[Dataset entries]
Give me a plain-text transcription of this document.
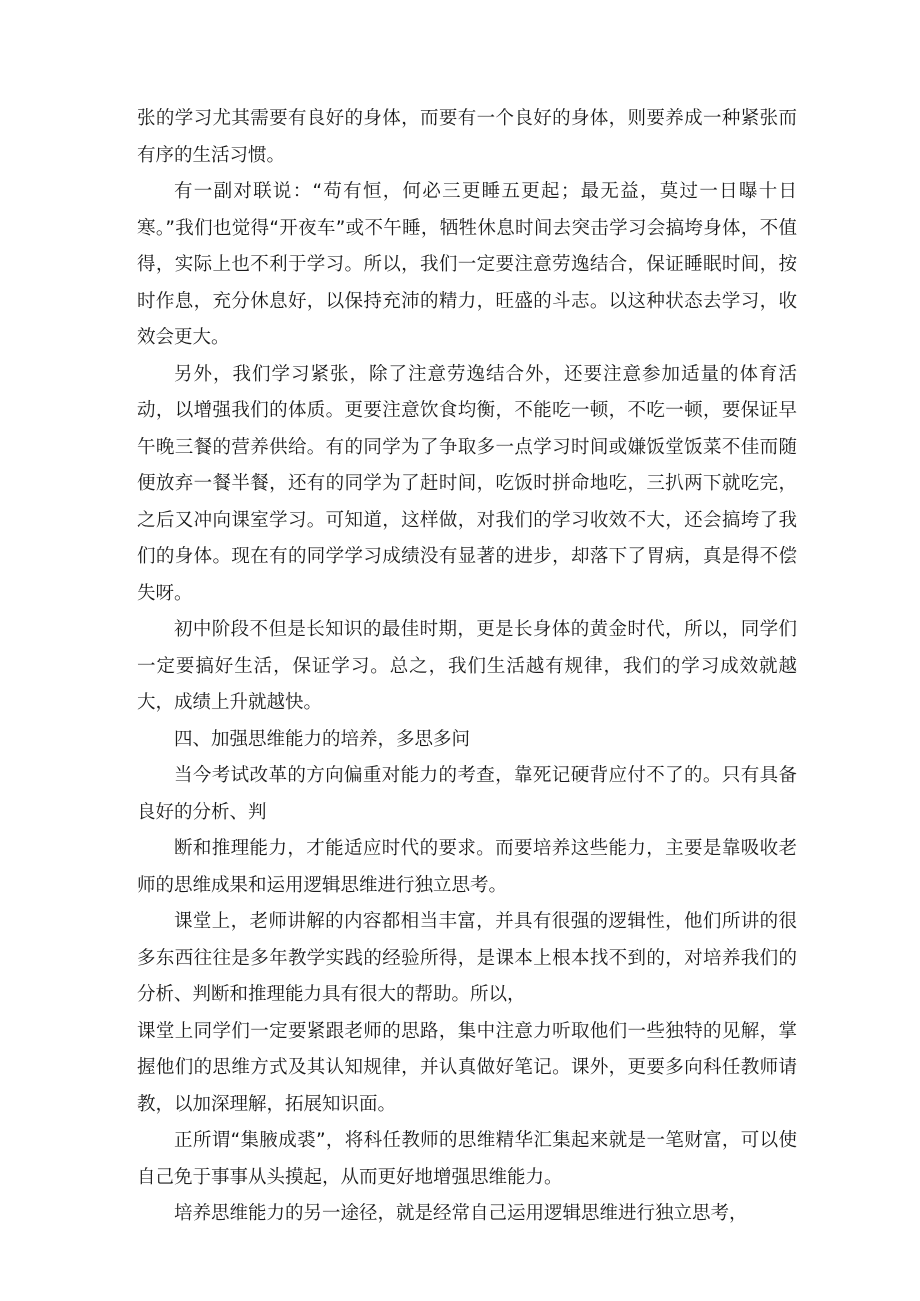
张的学习尤其需要有良好的身体，而要有一个良好的身体，则要养成一种紧张而有序的生活习惯。

有一副对联说：“苟有恒，何必三更睡五更起；最无益，莫过一日曝十日寒。”我们也觉得“开夜车”或不午睡，牺牲休息时间去突击学习会搞垮身体，不值得，实际上也不利于学习。所以，我们一定要注意劳逸结合，保证睡眠时间，按时作息，充分休息好，以保持充沛的精力，旺盛的斗志。以这种状态去学习，收效会更大。

另外，我们学习紧张，除了注意劳逸结合外，还要注意参加适量的体育活动，以增强我们的体质。更要注意饮食均衡，不能吃一顿，不吃一顿，要保证早午晚三餐的营养供给。有的同学为了争取多一点学习时间或嫌饭堂饭菜不佳而随便放弃一餐半餐，还有的同学为了赶时间，吃饭时拼命地吃，三扒两下就吃完，之后又冲向课室学习。可知道，这样做，对我们的学习收效不大，还会搞垮了我们的身体。现在有的同学学习成绩没有显著的进步，却落下了胃病，真是得不偿失呀。

初中阶段不但是长知识的最佳时期，更是长身体的黄金时代，所以，同学们一定要搞好生活，保证学习。总之，我们生活越有规律，我们的学习成效就越大，成绩上升就越快。

四、加强思维能力的培养，多思多问

当今考试改革的方向偏重对能力的考查，靠死记硬背应付不了的。只有具备良好的分析、判

断和推理能力，才能适应时代的要求。而要培养这些能力，主要是靠吸收老师的思维成果和运用逻辑思维进行独立思考。

课堂上，老师讲解的内容都相当丰富，并具有很强的逻辑性，他们所讲的很多东西往往是多年教学实践的经验所得，是课本上根本找不到的，对培养我们的分析、判断和推理能力具有很大的帮助。所以，

课堂上同学们一定要紧跟老师的思路，集中注意力听取他们一些独特的见解，掌握他们的思维方式及其认知规律，并认真做好笔记。课外，更要多向科任教师请教，以加深理解，拓展知识面。

正所谓“集腋成裘”，将科任教师的思维精华汇集起来就是一笔财富，可以使自己免于事事从头摸起，从而更好地增强思维能力。

培养思维能力的另一途径，就是经常自己运用逻辑思维进行独立思考，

■ WHAT YOU WILL DO
Retype all the records shown above, character for character. Omit every picture.

■ ANSWER FOR THE TASK
Give me a plain-text transcription of this document.
张的学习尤其需要有良好的身体，而要有一个良好的身体，则要养成一种紧张而有序的生活习惯。

有一副对联说：“苟有恒，何必三更睡五更起；最无益，莫过一日曝十日寒。”我们也觉得“开夜车”或不午睡，牺牲休息时间去突击学习会搞垮身体，不值得，实际上也不利于学习。所以，我们一定要注意劳逸结合，保证睡眠时间，按时作息，充分休息好，以保持充沛的精力，旺盛的斗志。以这种状态去学习，收效会更大。

另外，我们学习紧张，除了注意劳逸结合外，还要注意参加适量的体育活动，以增强我们的体质。更要注意饮食均衡，不能吃一顿，不吃一顿，要保证早午晚三餐的营养供给。有的同学为了争取多一点学习时间或嫌饭堂饭菜不佳而随便放弃一餐半餐，还有的同学为了赶时间，吃饭时拼命地吃，三扒两下就吃完，之后又冲向课室学习。可知道，这样做，对我们的学习收效不大，还会搞垮了我们的身体。现在有的同学学习成绩没有显著的进步，却落下了胃病，真是得不偿失呀。

初中阶段不但是长知识的最佳时期，更是长身体的黄金时代，所以，同学们一定要搞好生活，保证学习。总之，我们生活越有规律，我们的学习成效就越大，成绩上升就越快。

四、加强思维能力的培养，多思多问

当今考试改革的方向偏重对能力的考查，靠死记硬背应付不了的。只有具备良好的分析、判

断和推理能力，才能适应时代的要求。而要培养这些能力，主要是靠吸收老师的思维成果和运用逻辑思维进行独立思考。

课堂上，老师讲解的内容都相当丰富，并具有很强的逻辑性，他们所讲的很多东西往往是多年教学实践的经验所得，是课本上根本找不到的，对培养我们的分析、判断和推理能力具有很大的帮助。所以，

课堂上同学们一定要紧跟老师的思路，集中注意力听取他们一些独特的见解，掌握他们的思维方式及其认知规律，并认真做好笔记。课外，更要多向科任教师请教，以加深理解，拓展知识面。

正所谓“集腋成裘”，将科任教师的思维精华汇集起来就是一笔财富，可以使自己免于事事从头摸起，从而更好地增强思维能力。

培养思维能力的另一途径，就是经常自己运用逻辑思维进行独立思考，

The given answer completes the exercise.